THE EXERCISE:
Copy out all of the material below, swapping each "dot-leader" for "leader-line" and keeping everything else the same.

DATA FOR PROCESSING:
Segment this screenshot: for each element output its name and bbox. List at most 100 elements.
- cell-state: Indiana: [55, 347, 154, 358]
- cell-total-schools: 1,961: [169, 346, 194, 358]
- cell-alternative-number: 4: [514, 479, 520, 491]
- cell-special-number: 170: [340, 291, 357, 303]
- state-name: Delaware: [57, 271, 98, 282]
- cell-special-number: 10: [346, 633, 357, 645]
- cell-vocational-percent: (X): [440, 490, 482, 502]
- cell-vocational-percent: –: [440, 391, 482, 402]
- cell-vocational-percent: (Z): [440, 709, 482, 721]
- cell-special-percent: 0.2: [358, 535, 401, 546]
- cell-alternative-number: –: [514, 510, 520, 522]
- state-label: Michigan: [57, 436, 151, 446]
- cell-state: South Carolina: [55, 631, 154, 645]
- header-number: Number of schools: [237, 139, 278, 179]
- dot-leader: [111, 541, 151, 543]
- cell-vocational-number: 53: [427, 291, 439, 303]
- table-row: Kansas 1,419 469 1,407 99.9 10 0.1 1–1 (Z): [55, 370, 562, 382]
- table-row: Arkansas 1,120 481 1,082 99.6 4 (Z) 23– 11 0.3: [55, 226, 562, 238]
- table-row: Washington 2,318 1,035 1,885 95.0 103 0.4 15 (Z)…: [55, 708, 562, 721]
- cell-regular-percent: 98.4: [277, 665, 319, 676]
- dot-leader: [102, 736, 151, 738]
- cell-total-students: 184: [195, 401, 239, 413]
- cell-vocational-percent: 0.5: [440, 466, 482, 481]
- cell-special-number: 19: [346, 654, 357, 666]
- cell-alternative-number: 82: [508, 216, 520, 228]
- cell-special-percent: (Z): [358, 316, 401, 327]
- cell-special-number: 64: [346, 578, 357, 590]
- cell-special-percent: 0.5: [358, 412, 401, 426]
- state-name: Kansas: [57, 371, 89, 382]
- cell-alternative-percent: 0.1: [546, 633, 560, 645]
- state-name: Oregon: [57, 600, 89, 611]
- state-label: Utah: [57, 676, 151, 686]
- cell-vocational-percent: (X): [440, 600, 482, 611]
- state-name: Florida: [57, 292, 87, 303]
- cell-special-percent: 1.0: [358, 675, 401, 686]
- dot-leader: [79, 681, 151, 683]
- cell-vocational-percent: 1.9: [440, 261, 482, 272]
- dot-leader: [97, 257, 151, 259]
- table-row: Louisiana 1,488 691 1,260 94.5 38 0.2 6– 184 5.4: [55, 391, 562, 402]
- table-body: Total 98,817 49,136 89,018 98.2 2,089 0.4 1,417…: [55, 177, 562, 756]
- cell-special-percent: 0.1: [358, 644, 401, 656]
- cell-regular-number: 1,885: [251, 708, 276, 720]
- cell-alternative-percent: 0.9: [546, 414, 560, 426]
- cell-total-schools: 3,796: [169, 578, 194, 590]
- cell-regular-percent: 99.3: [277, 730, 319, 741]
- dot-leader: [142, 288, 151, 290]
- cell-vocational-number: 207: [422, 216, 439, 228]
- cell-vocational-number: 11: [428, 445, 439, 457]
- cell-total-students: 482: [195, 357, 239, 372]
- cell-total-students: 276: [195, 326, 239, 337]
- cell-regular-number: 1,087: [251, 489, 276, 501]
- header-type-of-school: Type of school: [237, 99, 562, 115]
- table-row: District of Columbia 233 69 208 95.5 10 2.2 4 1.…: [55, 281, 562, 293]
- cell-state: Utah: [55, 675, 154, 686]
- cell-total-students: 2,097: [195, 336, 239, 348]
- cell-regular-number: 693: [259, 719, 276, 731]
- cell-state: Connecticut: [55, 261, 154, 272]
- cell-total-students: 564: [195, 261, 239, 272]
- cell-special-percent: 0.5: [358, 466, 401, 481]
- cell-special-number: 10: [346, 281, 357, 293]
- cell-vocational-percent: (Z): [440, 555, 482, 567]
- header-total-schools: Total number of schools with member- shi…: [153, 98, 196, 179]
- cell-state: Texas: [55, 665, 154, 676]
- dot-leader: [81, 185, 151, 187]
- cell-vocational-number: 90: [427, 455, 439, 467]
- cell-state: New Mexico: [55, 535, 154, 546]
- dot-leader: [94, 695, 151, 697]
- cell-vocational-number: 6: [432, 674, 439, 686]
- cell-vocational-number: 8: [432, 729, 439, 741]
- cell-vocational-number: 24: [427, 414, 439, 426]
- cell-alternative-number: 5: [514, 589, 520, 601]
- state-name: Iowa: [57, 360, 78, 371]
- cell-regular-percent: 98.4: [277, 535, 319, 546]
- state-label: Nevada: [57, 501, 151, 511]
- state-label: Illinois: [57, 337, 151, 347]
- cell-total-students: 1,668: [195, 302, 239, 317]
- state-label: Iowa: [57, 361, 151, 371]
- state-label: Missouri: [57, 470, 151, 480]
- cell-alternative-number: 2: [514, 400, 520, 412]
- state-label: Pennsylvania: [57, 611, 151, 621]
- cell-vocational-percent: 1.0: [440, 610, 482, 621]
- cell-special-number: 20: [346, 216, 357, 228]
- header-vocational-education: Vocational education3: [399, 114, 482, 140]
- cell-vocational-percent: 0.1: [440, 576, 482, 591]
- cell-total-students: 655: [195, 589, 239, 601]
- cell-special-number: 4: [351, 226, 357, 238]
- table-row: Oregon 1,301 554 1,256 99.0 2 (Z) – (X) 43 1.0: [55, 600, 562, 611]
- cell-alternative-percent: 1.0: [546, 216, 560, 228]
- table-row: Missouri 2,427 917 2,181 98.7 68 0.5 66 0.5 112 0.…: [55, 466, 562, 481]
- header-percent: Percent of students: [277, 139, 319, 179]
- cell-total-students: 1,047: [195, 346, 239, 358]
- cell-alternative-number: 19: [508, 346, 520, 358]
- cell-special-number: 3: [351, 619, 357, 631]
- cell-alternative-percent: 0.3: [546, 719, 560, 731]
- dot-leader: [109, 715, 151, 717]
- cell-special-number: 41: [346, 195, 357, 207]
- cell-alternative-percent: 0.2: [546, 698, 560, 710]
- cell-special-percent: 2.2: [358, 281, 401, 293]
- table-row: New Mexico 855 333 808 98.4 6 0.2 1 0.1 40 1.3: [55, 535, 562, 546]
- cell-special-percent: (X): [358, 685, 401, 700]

THE COMPLETED TASK:
Segment this screenshot: for each element output its name and bbox. List at most 100 elements.
- cell-state: Indiana: [55, 347, 154, 358]
- cell-total-schools: 1,961: [169, 346, 194, 358]
- cell-alternative-number: 4: [514, 479, 520, 491]
- cell-special-number: 170: [340, 291, 357, 303]
- state-name: Delaware: [57, 271, 98, 282]
- cell-special-number: 10: [346, 633, 357, 645]
- cell-vocational-percent: (X): [440, 490, 482, 502]
- cell-vocational-percent: –: [440, 391, 482, 402]
- cell-vocational-percent: (Z): [440, 709, 482, 721]
- cell-special-percent: 0.2: [358, 535, 401, 546]
- cell-alternative-number: –: [514, 510, 520, 522]
- state-label: Michigan: [57, 436, 151, 446]
- cell-state: South Carolina: [55, 631, 154, 645]
- header-number: Number of schools: [237, 139, 278, 179]
- leader-line: [111, 541, 151, 543]
- cell-vocational-number: 53: [427, 291, 439, 303]
- table-row: Kansas 1,419 469 1,407 99.9 10 0.1 1–1 (Z): [55, 370, 562, 382]
- table-row: Arkansas 1,120 481 1,082 99.6 4 (Z) 23– 11 0.3: [55, 226, 562, 238]
- table-row: Washington 2,318 1,035 1,885 95.0 103 0.4 15 (Z)…: [55, 708, 562, 721]
- cell-regular-percent: 98.4: [277, 665, 319, 676]
- leader-line: [102, 736, 151, 738]
- cell-total-students: 184: [195, 401, 239, 413]
- cell-vocational-percent: 0.5: [440, 466, 482, 481]
- cell-special-number: 19: [346, 654, 357, 666]
- cell-alternative-number: 82: [508, 216, 520, 228]
- cell-special-percent: (Z): [358, 316, 401, 327]
- cell-special-number: 64: [346, 578, 357, 590]
- cell-special-percent: 0.5: [358, 412, 401, 426]
- state-name: Kansas: [57, 371, 89, 382]
- cell-alternative-percent: 0.1: [546, 633, 560, 645]
- state-name: Oregon: [57, 600, 89, 611]
- state-label: Utah: [57, 676, 151, 686]
- cell-vocational-percent: (X): [440, 600, 482, 611]
- state-name: Florida: [57, 292, 87, 303]
- cell-special-percent: 1.0: [358, 675, 401, 686]
- leader-line: [79, 681, 151, 683]
- cell-vocational-percent: 1.9: [440, 261, 482, 272]
- leader-line: [97, 257, 151, 259]
- table-row: Louisiana 1,488 691 1,260 94.5 38 0.2 6– 184 5.4: [55, 391, 562, 402]
- table-body: Total 98,817 49,136 89,018 98.2 2,089 0.4 1,417…: [55, 177, 562, 756]
- cell-special-percent: 0.1: [358, 644, 401, 656]
- cell-regular-number: 1,885: [251, 708, 276, 720]
- cell-alternative-percent: 0.9: [546, 414, 560, 426]
- cell-total-schools: 3,796: [169, 578, 194, 590]
- cell-regular-percent: 99.3: [277, 730, 319, 741]
- leader-line: [142, 288, 151, 290]
- cell-vocational-number: 207: [422, 216, 439, 228]
- cell-vocational-number: 11: [428, 445, 439, 457]
- cell-total-students: 482: [195, 357, 239, 372]
- cell-total-students: 276: [195, 326, 239, 337]
- cell-regular-number: 1,087: [251, 489, 276, 501]
- header-type-of-school: Type of school: [237, 99, 562, 115]
- table-row: District of Columbia 233 69 208 95.5 10 2.2 4 1.…: [55, 281, 562, 293]
- cell-state: Utah: [55, 675, 154, 686]
- cell-total-students: 2,097: [195, 336, 239, 348]
- cell-regular-number: 693: [259, 719, 276, 731]
- cell-state: Connecticut: [55, 261, 154, 272]
- cell-total-students: 564: [195, 261, 239, 272]
- cell-special-percent: 0.5: [358, 466, 401, 481]
- cell-special-number: 10: [346, 281, 357, 293]
- cell-vocational-percent: (Z): [440, 555, 482, 567]
- header-total-schools: Total number of schools with member- shi…: [153, 98, 196, 179]
- cell-state: Texas: [55, 665, 154, 676]
- leader-line: [81, 185, 151, 187]
- cell-vocational-number: 90: [427, 455, 439, 467]
- cell-state: New Mexico: [55, 535, 154, 546]
- leader-line: [94, 695, 151, 697]
- cell-vocational-number: 6: [432, 674, 439, 686]
- cell-vocational-number: 8: [432, 729, 439, 741]
- cell-vocational-number: 24: [427, 414, 439, 426]
- cell-alternative-number: 5: [514, 589, 520, 601]
- state-name: Iowa: [57, 360, 78, 371]
- cell-regular-percent: 98.4: [277, 535, 319, 546]
- state-label: Nevada: [57, 501, 151, 511]
- state-label: Illinois: [57, 337, 151, 347]
- cell-total-students: 1,668: [195, 302, 239, 317]
- state-label: Iowa: [57, 361, 151, 371]
- state-label: Missouri: [57, 470, 151, 480]
- cell-alternative-number: 2: [514, 400, 520, 412]
- state-label: Pennsylvania: [57, 611, 151, 621]
- cell-vocational-percent: 1.0: [440, 610, 482, 621]
- cell-special-number: 20: [346, 216, 357, 228]
- header-vocational-education: Vocational education3: [399, 114, 482, 140]
- cell-vocational-percent: 0.1: [440, 576, 482, 591]
- cell-total-students: 655: [195, 589, 239, 601]
- cell-special-number: 4: [351, 226, 357, 238]
- table-row: Oregon 1,301 554 1,256 99.0 2 (Z) – (X) 43 1.0: [55, 600, 562, 611]
- cell-alternative-percent: 1.0: [546, 216, 560, 228]
- table-row: Missouri 2,427 917 2,181 98.7 68 0.5 66 0.5 112 0.…: [55, 466, 562, 481]
- header-percent: Percent of students: [277, 139, 319, 179]
- cell-total-students: 1,047: [195, 346, 239, 358]
- cell-alternative-number: 19: [508, 346, 520, 358]
- cell-special-number: 3: [351, 619, 357, 631]
- cell-alternative-percent: 0.3: [546, 719, 560, 731]
- leader-line: [109, 715, 151, 717]
- cell-special-number: 41: [346, 195, 357, 207]
- cell-alternative-percent: 0.2: [546, 698, 560, 710]
- cell-special-percent: 2.2: [358, 281, 401, 293]
- table-row: New Mexico 855 333 808 98.4 6 0.2 1 0.1 40 1.3: [55, 535, 562, 546]
- cell-special-percent: (X): [358, 685, 401, 700]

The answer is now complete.